(Items from a figure collection)
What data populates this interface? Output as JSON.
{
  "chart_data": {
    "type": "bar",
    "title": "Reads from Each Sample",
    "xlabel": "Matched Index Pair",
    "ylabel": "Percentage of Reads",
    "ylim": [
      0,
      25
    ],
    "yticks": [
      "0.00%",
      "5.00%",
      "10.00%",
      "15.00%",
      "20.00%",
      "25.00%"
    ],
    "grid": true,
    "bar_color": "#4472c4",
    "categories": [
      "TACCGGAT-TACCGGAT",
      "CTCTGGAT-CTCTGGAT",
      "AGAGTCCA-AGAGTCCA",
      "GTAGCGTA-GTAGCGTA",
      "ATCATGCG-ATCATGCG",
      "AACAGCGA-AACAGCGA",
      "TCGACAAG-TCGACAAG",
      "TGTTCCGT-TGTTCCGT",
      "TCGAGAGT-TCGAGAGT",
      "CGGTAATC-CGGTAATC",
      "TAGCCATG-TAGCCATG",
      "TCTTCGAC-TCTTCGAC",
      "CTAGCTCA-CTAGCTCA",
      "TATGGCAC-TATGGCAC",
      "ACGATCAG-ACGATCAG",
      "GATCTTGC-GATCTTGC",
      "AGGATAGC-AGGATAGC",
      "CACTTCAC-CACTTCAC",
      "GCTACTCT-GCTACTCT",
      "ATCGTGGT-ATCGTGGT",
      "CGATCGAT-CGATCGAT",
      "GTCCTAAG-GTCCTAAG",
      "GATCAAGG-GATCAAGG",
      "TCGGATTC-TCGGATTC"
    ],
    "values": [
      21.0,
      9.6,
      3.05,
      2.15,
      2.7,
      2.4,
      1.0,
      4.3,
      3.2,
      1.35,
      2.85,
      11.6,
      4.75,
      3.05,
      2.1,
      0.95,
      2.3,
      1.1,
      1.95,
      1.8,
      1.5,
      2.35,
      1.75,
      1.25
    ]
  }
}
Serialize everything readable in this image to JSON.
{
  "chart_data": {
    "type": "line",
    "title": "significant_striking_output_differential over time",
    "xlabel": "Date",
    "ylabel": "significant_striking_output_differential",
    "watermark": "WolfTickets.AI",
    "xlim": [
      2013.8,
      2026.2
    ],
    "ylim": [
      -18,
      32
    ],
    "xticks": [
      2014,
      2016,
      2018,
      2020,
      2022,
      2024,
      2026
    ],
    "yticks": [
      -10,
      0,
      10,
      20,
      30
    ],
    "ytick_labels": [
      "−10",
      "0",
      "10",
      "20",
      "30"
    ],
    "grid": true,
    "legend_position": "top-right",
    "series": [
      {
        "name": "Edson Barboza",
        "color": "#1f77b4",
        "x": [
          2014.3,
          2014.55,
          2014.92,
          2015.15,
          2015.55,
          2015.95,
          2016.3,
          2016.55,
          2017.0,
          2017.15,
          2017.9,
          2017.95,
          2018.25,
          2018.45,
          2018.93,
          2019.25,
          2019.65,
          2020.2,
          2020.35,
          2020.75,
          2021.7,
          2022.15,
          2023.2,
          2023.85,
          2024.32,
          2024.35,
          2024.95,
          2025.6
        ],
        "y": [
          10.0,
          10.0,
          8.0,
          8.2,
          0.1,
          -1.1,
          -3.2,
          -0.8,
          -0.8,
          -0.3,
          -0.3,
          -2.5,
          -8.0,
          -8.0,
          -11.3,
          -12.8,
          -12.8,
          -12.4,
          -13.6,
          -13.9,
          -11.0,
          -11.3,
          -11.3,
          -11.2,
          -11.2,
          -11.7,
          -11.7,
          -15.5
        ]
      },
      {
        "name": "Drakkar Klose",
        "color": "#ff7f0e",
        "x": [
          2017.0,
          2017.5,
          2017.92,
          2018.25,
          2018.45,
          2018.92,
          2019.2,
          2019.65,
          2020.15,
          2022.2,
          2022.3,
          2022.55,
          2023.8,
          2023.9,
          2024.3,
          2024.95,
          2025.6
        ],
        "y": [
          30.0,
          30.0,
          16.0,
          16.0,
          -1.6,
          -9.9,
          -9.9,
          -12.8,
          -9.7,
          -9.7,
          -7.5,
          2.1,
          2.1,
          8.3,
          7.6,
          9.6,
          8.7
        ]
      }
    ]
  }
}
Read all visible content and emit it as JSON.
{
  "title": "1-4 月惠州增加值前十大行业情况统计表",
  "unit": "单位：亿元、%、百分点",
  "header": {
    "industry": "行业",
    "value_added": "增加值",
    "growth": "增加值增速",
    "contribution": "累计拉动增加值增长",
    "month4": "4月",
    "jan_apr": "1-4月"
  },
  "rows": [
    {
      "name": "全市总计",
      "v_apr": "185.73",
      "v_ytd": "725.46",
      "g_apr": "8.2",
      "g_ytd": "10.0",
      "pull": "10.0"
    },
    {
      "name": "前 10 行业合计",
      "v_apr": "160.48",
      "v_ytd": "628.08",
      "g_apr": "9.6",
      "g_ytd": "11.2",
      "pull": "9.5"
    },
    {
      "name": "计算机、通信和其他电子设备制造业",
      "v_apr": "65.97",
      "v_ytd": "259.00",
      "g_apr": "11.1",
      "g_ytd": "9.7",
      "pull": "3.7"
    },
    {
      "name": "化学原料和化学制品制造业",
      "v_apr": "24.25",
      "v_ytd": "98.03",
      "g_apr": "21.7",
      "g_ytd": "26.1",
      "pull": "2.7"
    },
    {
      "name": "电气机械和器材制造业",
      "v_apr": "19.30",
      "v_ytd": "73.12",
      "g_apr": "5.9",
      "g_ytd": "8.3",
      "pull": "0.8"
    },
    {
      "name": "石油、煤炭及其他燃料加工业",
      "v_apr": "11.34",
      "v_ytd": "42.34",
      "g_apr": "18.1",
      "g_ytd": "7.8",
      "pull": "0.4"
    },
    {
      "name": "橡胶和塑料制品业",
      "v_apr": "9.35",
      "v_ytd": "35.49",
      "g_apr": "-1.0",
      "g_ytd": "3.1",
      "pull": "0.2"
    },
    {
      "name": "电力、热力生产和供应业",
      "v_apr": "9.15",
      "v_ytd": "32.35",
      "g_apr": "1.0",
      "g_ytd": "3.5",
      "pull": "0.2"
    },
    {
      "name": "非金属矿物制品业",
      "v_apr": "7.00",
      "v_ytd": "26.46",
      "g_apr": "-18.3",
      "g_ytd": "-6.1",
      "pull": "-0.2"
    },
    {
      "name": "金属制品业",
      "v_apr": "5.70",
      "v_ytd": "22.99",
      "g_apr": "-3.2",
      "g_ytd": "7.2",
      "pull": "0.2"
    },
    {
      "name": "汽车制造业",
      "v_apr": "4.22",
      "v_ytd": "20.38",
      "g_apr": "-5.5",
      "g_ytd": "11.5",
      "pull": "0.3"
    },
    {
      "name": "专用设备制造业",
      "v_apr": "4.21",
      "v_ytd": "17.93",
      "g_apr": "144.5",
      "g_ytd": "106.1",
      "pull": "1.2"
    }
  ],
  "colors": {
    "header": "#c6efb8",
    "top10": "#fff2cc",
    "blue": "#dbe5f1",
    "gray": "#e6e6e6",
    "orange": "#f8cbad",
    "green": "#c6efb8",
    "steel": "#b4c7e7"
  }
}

- [Prompt]
Everything in the listing above should be restated exactly.

- [The completed task]
What data populates this interface? Output as JSON.
{
  "chart_data": {
    "type": "bar",
    "title": "Reads from Each Sample",
    "xlabel": "Matched Index Pair",
    "ylabel": "Percentage of Reads",
    "ylim": [
      0,
      25
    ],
    "yticks": [
      "0.00%",
      "5.00%",
      "10.00%",
      "15.00%",
      "20.00%",
      "25.00%"
    ],
    "grid": true,
    "bar_color": "#4472c4",
    "categories": [
      "TACCGGAT-TACCGGAT",
      "CTCTGGAT-CTCTGGAT",
      "AGAGTCCA-AGAGTCCA",
      "GTAGCGTA-GTAGCGTA",
      "ATCATGCG-ATCATGCG",
      "AACAGCGA-AACAGCGA",
      "TCGACAAG-TCGACAAG",
      "TGTTCCGT-TGTTCCGT",
      "TCGAGAGT-TCGAGAGT",
      "CGGTAATC-CGGTAATC",
      "TAGCCATG-TAGCCATG",
      "TCTTCGAC-TCTTCGAC",
      "CTAGCTCA-CTAGCTCA",
      "TATGGCAC-TATGGCAC",
      "ACGATCAG-ACGATCAG",
      "GATCTTGC-GATCTTGC",
      "AGGATAGC-AGGATAGC",
      "CACTTCAC-CACTTCAC",
      "GCTACTCT-GCTACTCT",
      "ATCGTGGT-ATCGTGGT",
      "CGATCGAT-CGATCGAT",
      "GTCCTAAG-GTCCTAAG",
      "GATCAAGG-GATCAAGG",
      "TCGGATTC-TCGGATTC"
    ],
    "values": [
      21.0,
      9.6,
      3.05,
      2.15,
      2.7,
      2.4,
      1.0,
      4.3,
      3.2,
      1.35,
      2.85,
      11.6,
      4.75,
      3.05,
      2.1,
      0.95,
      2.3,
      1.1,
      1.95,
      1.8,
      1.5,
      2.35,
      1.75,
      1.25
    ]
  }
}
Serialize everything readable in this image to JSON.
{
  "chart_data": {
    "type": "line",
    "title": "significant_striking_output_differential over time",
    "xlabel": "Date",
    "ylabel": "significant_striking_output_differential",
    "watermark": "WolfTickets.AI",
    "xlim": [
      2013.8,
      2026.2
    ],
    "ylim": [
      -18,
      32
    ],
    "xticks": [
      2014,
      2016,
      2018,
      2020,
      2022,
      2024,
      2026
    ],
    "yticks": [
      -10,
      0,
      10,
      20,
      30
    ],
    "ytick_labels": [
      "−10",
      "0",
      "10",
      "20",
      "30"
    ],
    "grid": true,
    "legend_position": "top-right",
    "series": [
      {
        "name": "Edson Barboza",
        "color": "#1f77b4",
        "x": [
          2014.3,
          2014.55,
          2014.92,
          2015.15,
          2015.55,
          2015.95,
          2016.3,
          2016.55,
          2017.0,
          2017.15,
          2017.9,
          2017.95,
          2018.25,
          2018.45,
          2018.93,
          2019.25,
          2019.65,
          2020.2,
          2020.35,
          2020.75,
          2021.7,
          2022.15,
          2023.2,
          2023.85,
          2024.32,
          2024.35,
          2024.95,
          2025.6
        ],
        "y": [
          10.0,
          10.0,
          8.0,
          8.2,
          0.1,
          -1.1,
          -3.2,
          -0.8,
          -0.8,
          -0.3,
          -0.3,
          -2.5,
          -8.0,
          -8.0,
          -11.3,
          -12.8,
          -12.8,
          -12.4,
          -13.6,
          -13.9,
          -11.0,
          -11.3,
          -11.3,
          -11.2,
          -11.2,
          -11.7,
          -11.7,
          -15.5
        ]
      },
      {
        "name": "Drakkar Klose",
        "color": "#ff7f0e",
        "x": [
          2017.0,
          2017.5,
          2017.92,
          2018.25,
          2018.45,
          2018.92,
          2019.2,
          2019.65,
          2020.15,
          2022.2,
          2022.3,
          2022.55,
          2023.8,
          2023.9,
          2024.3,
          2024.95,
          2025.6
        ],
        "y": [
          30.0,
          30.0,
          16.0,
          16.0,
          -1.6,
          -9.9,
          -9.9,
          -12.8,
          -9.7,
          -9.7,
          -7.5,
          2.1,
          2.1,
          8.3,
          7.6,
          9.6,
          8.7
        ]
      }
    ]
  }
}
Read all visible content and emit it as JSON.
{
  "title": "1-4 月惠州增加值前十大行业情况统计表",
  "unit": "单位：亿元、%、百分点",
  "header": {
    "industry": "行业",
    "value_added": "增加值",
    "growth": "增加值增速",
    "contribution": "累计拉动增加值增长",
    "month4": "4月",
    "jan_apr": "1-4月"
  },
  "rows": [
    {
      "name": "全市总计",
      "v_apr": "185.73",
      "v_ytd": "725.46",
      "g_apr": "8.2",
      "g_ytd": "10.0",
      "pull": "10.0"
    },
    {
      "name": "前 10 行业合计",
      "v_apr": "160.48",
      "v_ytd": "628.08",
      "g_apr": "9.6",
      "g_ytd": "11.2",
      "pull": "9.5"
    },
    {
      "name": "计算机、通信和其他电子设备制造业",
      "v_apr": "65.97",
      "v_ytd": "259.00",
      "g_apr": "11.1",
      "g_ytd": "9.7",
      "pull": "3.7"
    },
    {
      "name": "化学原料和化学制品制造业",
      "v_apr": "24.25",
      "v_ytd": "98.03",
      "g_apr": "21.7",
      "g_ytd": "26.1",
      "pull": "2.7"
    },
    {
      "name": "电气机械和器材制造业",
      "v_apr": "19.30",
      "v_ytd": "73.12",
      "g_apr": "5.9",
      "g_ytd": "8.3",
      "pull": "0.8"
    },
    {
      "name": "石油、煤炭及其他燃料加工业",
      "v_apr": "11.34",
      "v_ytd": "42.34",
      "g_apr": "18.1",
      "g_ytd": "7.8",
      "pull": "0.4"
    },
    {
      "name": "橡胶和塑料制品业",
      "v_apr": "9.35",
      "v_ytd": "35.49",
      "g_apr": "-1.0",
      "g_ytd": "3.1",
      "pull": "0.2"
    },
    {
      "name": "电力、热力生产和供应业",
      "v_apr": "9.15",
      "v_ytd": "32.35",
      "g_apr": "1.0",
      "g_ytd": "3.5",
      "pull": "0.2"
    },
    {
      "name": "非金属矿物制品业",
      "v_apr": "7.00",
      "v_ytd": "26.46",
      "g_apr": "-18.3",
      "g_ytd": "-6.1",
      "pull": "-0.2"
    },
    {
      "name": "金属制品业",
      "v_apr": "5.70",
      "v_ytd": "22.99",
      "g_apr": "-3.2",
      "g_ytd": "7.2",
      "pull": "0.2"
    },
    {
      "name": "汽车制造业",
      "v_apr": "4.22",
      "v_ytd": "20.38",
      "g_apr": "-5.5",
      "g_ytd": "11.5",
      "pull": "0.3"
    },
    {
      "name": "专用设备制造业",
      "v_apr": "4.21",
      "v_ytd": "17.93",
      "g_apr": "144.5",
      "g_ytd": "106.1",
      "pull": "1.2"
    }
  ],
  "colors": {
    "header": "#c6efb8",
    "top10": "#fff2cc",
    "blue": "#dbe5f1",
    "gray": "#e6e6e6",
    "orange": "#f8cbad",
    "green": "#c6efb8",
    "steel": "#b4c7e7"
  }
}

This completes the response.